[BEGIN PROVIDED INFORMATION]

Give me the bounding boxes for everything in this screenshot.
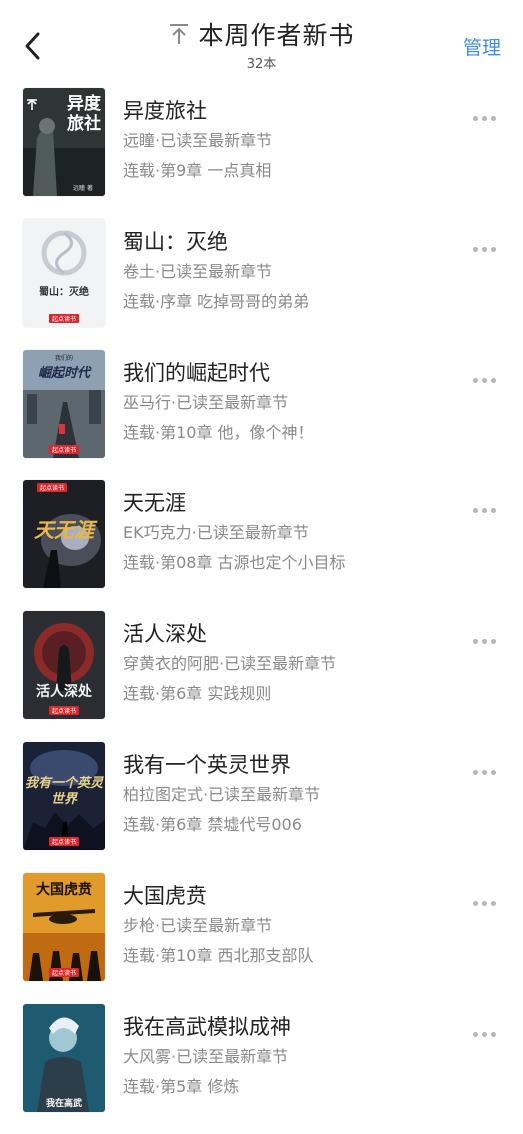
book-latest-chapter: 连载·第5章 修炼 — [123, 1076, 240, 1096]
cover-title: 崛起时代 — [37, 365, 90, 381]
pin-top-icon — [170, 24, 189, 44]
book-author-status: 柏拉图定式·已读至最新章节 — [123, 784, 321, 804]
book-cover[interactable]: 蜀山：灭绝 起点读书 — [23, 218, 105, 327]
book-count: 32本 — [246, 57, 277, 72]
book-title[interactable]: 活人深处 — [123, 619, 336, 649]
book-info: 大国虎贲 步枪·已读至最新章节 连载·第10章 西北那支部队 — [123, 881, 314, 971]
book-item[interactable]: 我们的 崛起时代 起点读书 我们的崛起时代 巫马行·已读至最新章节 连载·第10… — [0, 349, 523, 481]
title-block: 本周作者新书 32本 — [0, 16, 523, 72]
book-info: 天无涯 EK巧克力·已读至最新章节 连载·第08章 古源也定个小目标 — [123, 488, 346, 578]
book-latest-chapter: 连载·第08章 古源也定个小目标 — [123, 553, 346, 573]
more-dots-icon[interactable] — [473, 760, 501, 775]
book-item[interactable]: 异度旅社 远瞳 著 异度旅社 远瞳·已读至最新章节 连载·第9章 一点真相 — [0, 88, 523, 219]
book-title[interactable]: 我有一个英灵世界 — [123, 750, 320, 780]
book-title[interactable]: 大国虎贲 — [123, 881, 314, 911]
book-author-status: 穿黄衣的阿肥·已读至最新章节 — [123, 654, 337, 674]
book-list: 异度旅社 远瞳 著 异度旅社 远瞳·已读至最新章节 连载·第9章 一点真相 蜀山… — [0, 88, 523, 1134]
book-info: 我有一个英灵世界 柏拉图定式·已读至最新章节 连载·第6章 禁墟代号006 — [123, 750, 320, 840]
more-dots-icon[interactable] — [473, 1022, 501, 1037]
more-dots-icon[interactable] — [473, 106, 501, 121]
cover-publisher-badge: 起点读书 — [48, 836, 80, 846]
book-item[interactable]: 活人深处 起点读书 活人深处 穿黄衣的阿肥·已读至最新章节 连载·第6章 实践规… — [0, 611, 523, 742]
book-latest-chapter: 连载·第10章 西北那支部队 — [123, 945, 314, 965]
cover-publisher-badge: 起点读书 — [48, 967, 80, 977]
cover-art — [23, 218, 105, 327]
cover-publisher-badge: 起点读书 — [48, 706, 80, 716]
book-item[interactable]: 我在高武 我在高武模拟成神 大风雾·已读至最新章节 连载·第5章 修炼 — [0, 1003, 523, 1134]
book-item[interactable]: 我有一个英灵世界 起点读书 我有一个英灵世界 柏拉图定式·已读至最新章节 连载·… — [0, 741, 523, 873]
cover-publisher-badge: 起点读书 — [48, 444, 80, 454]
more-dots-icon[interactable] — [473, 891, 501, 906]
cover-top-text: 我们的 — [54, 354, 73, 362]
cover-publisher-badge: 起点读书 — [48, 313, 80, 323]
book-author-status: 大风雾·已读至最新章节 — [123, 1046, 289, 1066]
book-cover[interactable]: 我在高武 — [23, 1003, 105, 1112]
book-item[interactable]: 蜀山：灭绝 起点读书 蜀山：灭绝 卷土·已读至最新章节 连载·序章 吃掉哥哥的弟… — [0, 218, 523, 350]
more-dots-icon[interactable] — [473, 237, 501, 252]
book-cover[interactable]: 活人深处 起点读书 — [23, 611, 105, 720]
cover-title: 我有一个英灵世界 — [24, 775, 103, 807]
book-title[interactable]: 天无涯 — [123, 488, 346, 518]
book-info: 我在高武模拟成神 大风雾·已读至最新章节 连载·第5章 修炼 — [123, 1012, 291, 1102]
book-info: 活人深处 穿黄衣的阿肥·已读至最新章节 连载·第6章 实践规则 — [123, 619, 336, 709]
top-bar: 本周作者新书 32本 管理 — [0, 0, 523, 80]
book-cover[interactable]: 天无涯 起点读书 — [23, 480, 105, 589]
book-cover[interactable]: 大国虎贲 起点读书 — [23, 872, 105, 981]
cover-title: 蜀山：灭绝 — [39, 286, 89, 298]
book-cover[interactable]: 我有一个英灵世界 起点读书 — [23, 741, 105, 850]
book-title[interactable]: 我在高武模拟成神 — [123, 1012, 291, 1042]
book-latest-chapter: 连载·序章 吃掉哥哥的弟弟 — [123, 291, 310, 311]
book-item[interactable]: 天无涯 起点读书 天无涯 EK巧克力·已读至最新章节 连载·第08章 古源也定个… — [0, 480, 523, 611]
more-dots-icon[interactable] — [473, 368, 501, 383]
book-title[interactable]: 蜀山：灭绝 — [123, 227, 309, 257]
cover-title: 我在高武 — [45, 1098, 82, 1109]
book-info: 我们的崛起时代 巫马行·已读至最新章节 连载·第10章 他，像个神！ — [123, 358, 314, 448]
cover-title: 天无涯 — [34, 518, 94, 543]
cover-author: 远瞳 著 — [73, 185, 93, 192]
book-latest-chapter: 连载·第6章 实践规则 — [123, 684, 272, 704]
book-item[interactable]: 大国虎贲 起点读书 大国虎贲 步枪·已读至最新章节 连载·第10章 西北那支部队 — [0, 872, 523, 1004]
cover-publisher-badge: 起点读书 — [37, 483, 68, 493]
book-latest-chapter: 连载·第6章 禁墟代号006 — [123, 814, 302, 834]
cover-title: 异度旅社 — [67, 94, 101, 134]
book-author-status: 远瞳·已读至最新章节 — [123, 131, 273, 150]
cover-title: 大国虎贲 — [36, 881, 92, 898]
book-latest-chapter: 连载·第9章 一点真相 — [123, 161, 272, 180]
book-info: 异度旅社 远瞳·已读至最新章节 连载·第9章 一点真相 — [123, 96, 272, 186]
book-cover[interactable]: 我们的 崛起时代 起点读书 — [23, 349, 105, 458]
book-author-status: 步枪·已读至最新章节 — [123, 915, 273, 935]
more-dots-icon[interactable] — [473, 629, 501, 645]
book-latest-chapter: 连载·第10章 他，像个神！ — [123, 422, 314, 442]
book-info: 蜀山：灭绝 卷土·已读至最新章节 连载·序章 吃掉哥哥的弟弟 — [123, 227, 309, 317]
book-title[interactable]: 我们的崛起时代 — [123, 358, 314, 388]
cover-title: 活人深处 — [36, 684, 92, 701]
more-dots-icon[interactable] — [473, 498, 501, 514]
book-cover[interactable]: 异度旅社 远瞳 著 — [23, 88, 105, 196]
book-author-status: 卷土·已读至最新章节 — [123, 261, 273, 281]
book-author-status: EK巧克力·已读至最新章节 — [123, 523, 309, 543]
book-author-status: 巫马行·已读至最新章节 — [123, 392, 289, 412]
cover-art — [23, 611, 105, 720]
manage-button[interactable]: 管理 — [463, 33, 501, 60]
book-title[interactable]: 异度旅社 — [123, 96, 272, 126]
page-title: 本周作者新书 — [198, 21, 355, 50]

[END PROVIDED INFORMATION]

GIVEN PROBLEM: Reproduce all of the data above verbatim, line for line, and omit the pictures.

SOLUTION TO THIS EXERCISE:
Give me the bounding boxes for everything in this screenshot.
book-latest-chapter: 连载·第5章 修炼 — [123, 1076, 240, 1096]
cover-title: 崛起时代 — [37, 365, 90, 381]
pin-top-icon — [170, 24, 189, 44]
book-author-status: 柏拉图定式·已读至最新章节 — [123, 784, 321, 804]
book-cover[interactable]: 蜀山：灭绝 起点读书 — [23, 218, 105, 327]
book-count: 32本 — [246, 57, 277, 72]
book-title[interactable]: 活人深处 — [123, 619, 336, 649]
book-info: 大国虎贲 步枪·已读至最新章节 连载·第10章 西北那支部队 — [123, 881, 314, 971]
book-item[interactable]: 我们的 崛起时代 起点读书 我们的崛起时代 巫马行·已读至最新章节 连载·第10… — [0, 349, 523, 481]
title-block: 本周作者新书 32本 — [0, 16, 523, 72]
book-info: 天无涯 EK巧克力·已读至最新章节 连载·第08章 古源也定个小目标 — [123, 488, 346, 578]
book-latest-chapter: 连载·第08章 古源也定个小目标 — [123, 553, 346, 573]
more-dots-icon[interactable] — [473, 760, 501, 775]
book-item[interactable]: 异度旅社 远瞳 著 异度旅社 远瞳·已读至最新章节 连载·第9章 一点真相 — [0, 88, 523, 219]
book-title[interactable]: 我有一个英灵世界 — [123, 750, 320, 780]
book-title[interactable]: 大国虎贲 — [123, 881, 314, 911]
book-author-status: 穿黄衣的阿肥·已读至最新章节 — [123, 654, 337, 674]
book-list: 异度旅社 远瞳 著 异度旅社 远瞳·已读至最新章节 连载·第9章 一点真相 蜀山… — [0, 88, 523, 1134]
book-info: 我有一个英灵世界 柏拉图定式·已读至最新章节 连载·第6章 禁墟代号006 — [123, 750, 320, 840]
more-dots-icon[interactable] — [473, 1022, 501, 1037]
more-dots-icon[interactable] — [473, 106, 501, 121]
cover-publisher-badge: 起点读书 — [48, 836, 80, 846]
book-item[interactable]: 活人深处 起点读书 活人深处 穿黄衣的阿肥·已读至最新章节 连载·第6章 实践规… — [0, 611, 523, 742]
book-latest-chapter: 连载·第10章 西北那支部队 — [123, 945, 314, 965]
cover-publisher-badge: 起点读书 — [48, 967, 80, 977]
cover-art — [23, 218, 105, 327]
cover-publisher-badge: 起点读书 — [48, 706, 80, 716]
book-item[interactable]: 我在高武 我在高武模拟成神 大风雾·已读至最新章节 连载·第5章 修炼 — [0, 1003, 523, 1134]
book-item[interactable]: 我有一个英灵世界 起点读书 我有一个英灵世界 柏拉图定式·已读至最新章节 连载·… — [0, 741, 523, 873]
cover-publisher-badge: 起点读书 — [48, 444, 80, 454]
more-dots-icon[interactable] — [473, 891, 501, 906]
cover-top-text: 我们的 — [54, 354, 73, 362]
cover-publisher-badge: 起点读书 — [48, 313, 80, 323]
book-author-status: 大风雾·已读至最新章节 — [123, 1046, 289, 1066]
book-cover[interactable]: 我在高武 — [23, 1003, 105, 1112]
book-item[interactable]: 蜀山：灭绝 起点读书 蜀山：灭绝 卷土·已读至最新章节 连载·序章 吃掉哥哥的弟… — [0, 218, 523, 350]
more-dots-icon[interactable] — [473, 237, 501, 252]
book-cover[interactable]: 活人深处 起点读书 — [23, 611, 105, 720]
cover-title: 我有一个英灵世界 — [24, 775, 103, 807]
book-title[interactable]: 天无涯 — [123, 488, 346, 518]
book-info: 我在高武模拟成神 大风雾·已读至最新章节 连载·第5章 修炼 — [123, 1012, 291, 1102]
book-info: 活人深处 穿黄衣的阿肥·已读至最新章节 连载·第6章 实践规则 — [123, 619, 336, 709]
top-bar: 本周作者新书 32本 管理 — [0, 0, 523, 80]
book-cover[interactable]: 天无涯 起点读书 — [23, 480, 105, 589]
book-cover[interactable]: 大国虎贲 起点读书 — [23, 872, 105, 981]
cover-title: 蜀山：灭绝 — [39, 286, 89, 298]
book-cover[interactable]: 我有一个英灵世界 起点读书 — [23, 741, 105, 850]
book-title[interactable]: 我在高武模拟成神 — [123, 1012, 291, 1042]
book-latest-chapter: 连载·序章 吃掉哥哥的弟弟 — [123, 291, 310, 311]
book-item[interactable]: 天无涯 起点读书 天无涯 EK巧克力·已读至最新章节 连载·第08章 古源也定个… — [0, 480, 523, 611]
more-dots-icon[interactable] — [473, 368, 501, 383]
book-title[interactable]: 蜀山：灭绝 — [123, 227, 309, 257]
cover-title: 我在高武 — [45, 1098, 82, 1109]
book-info: 我们的崛起时代 巫马行·已读至最新章节 连载·第10章 他，像个神！ — [123, 358, 314, 448]
cover-title: 天无涯 — [34, 518, 94, 543]
cover-author: 远瞳 著 — [73, 185, 93, 192]
book-latest-chapter: 连载·第6章 实践规则 — [123, 684, 272, 704]
book-item[interactable]: 大国虎贲 起点读书 大国虎贲 步枪·已读至最新章节 连载·第10章 西北那支部队 — [0, 872, 523, 1004]
cover-publisher-badge: 起点读书 — [37, 483, 68, 493]
book-latest-chapter: 连载·第6章 禁墟代号006 — [123, 814, 302, 834]
cover-title: 异度旅社 — [67, 94, 101, 134]
book-author-status: 远瞳·已读至最新章节 — [123, 131, 273, 150]
cover-title: 大国虎贲 — [36, 881, 92, 898]
book-latest-chapter: 连载·第9章 一点真相 — [123, 161, 272, 180]
book-info: 异度旅社 远瞳·已读至最新章节 连载·第9章 一点真相 — [123, 96, 272, 186]
book-cover[interactable]: 我们的 崛起时代 起点读书 — [23, 349, 105, 458]
book-author-status: 步枪·已读至最新章节 — [123, 915, 273, 935]
more-dots-icon[interactable] — [473, 629, 501, 645]
book-latest-chapter: 连载·第10章 他，像个神！ — [123, 422, 314, 442]
book-info: 蜀山：灭绝 卷土·已读至最新章节 连载·序章 吃掉哥哥的弟弟 — [123, 227, 309, 317]
book-title[interactable]: 我们的崛起时代 — [123, 358, 314, 388]
cover-title: 活人深处 — [36, 684, 92, 701]
more-dots-icon[interactable] — [473, 498, 501, 514]
book-cover[interactable]: 异度旅社 远瞳 著 — [23, 88, 105, 196]
book-author-status: 卷土·已读至最新章节 — [123, 261, 273, 281]
book-author-status: EK巧克力·已读至最新章节 — [123, 523, 309, 543]
book-author-status: 巫马行·已读至最新章节 — [123, 392, 289, 412]
cover-art — [23, 611, 105, 720]
manage-button[interactable]: 管理 — [463, 33, 501, 60]
book-title[interactable]: 异度旅社 — [123, 96, 272, 126]
page-title: 本周作者新书 — [198, 21, 355, 50]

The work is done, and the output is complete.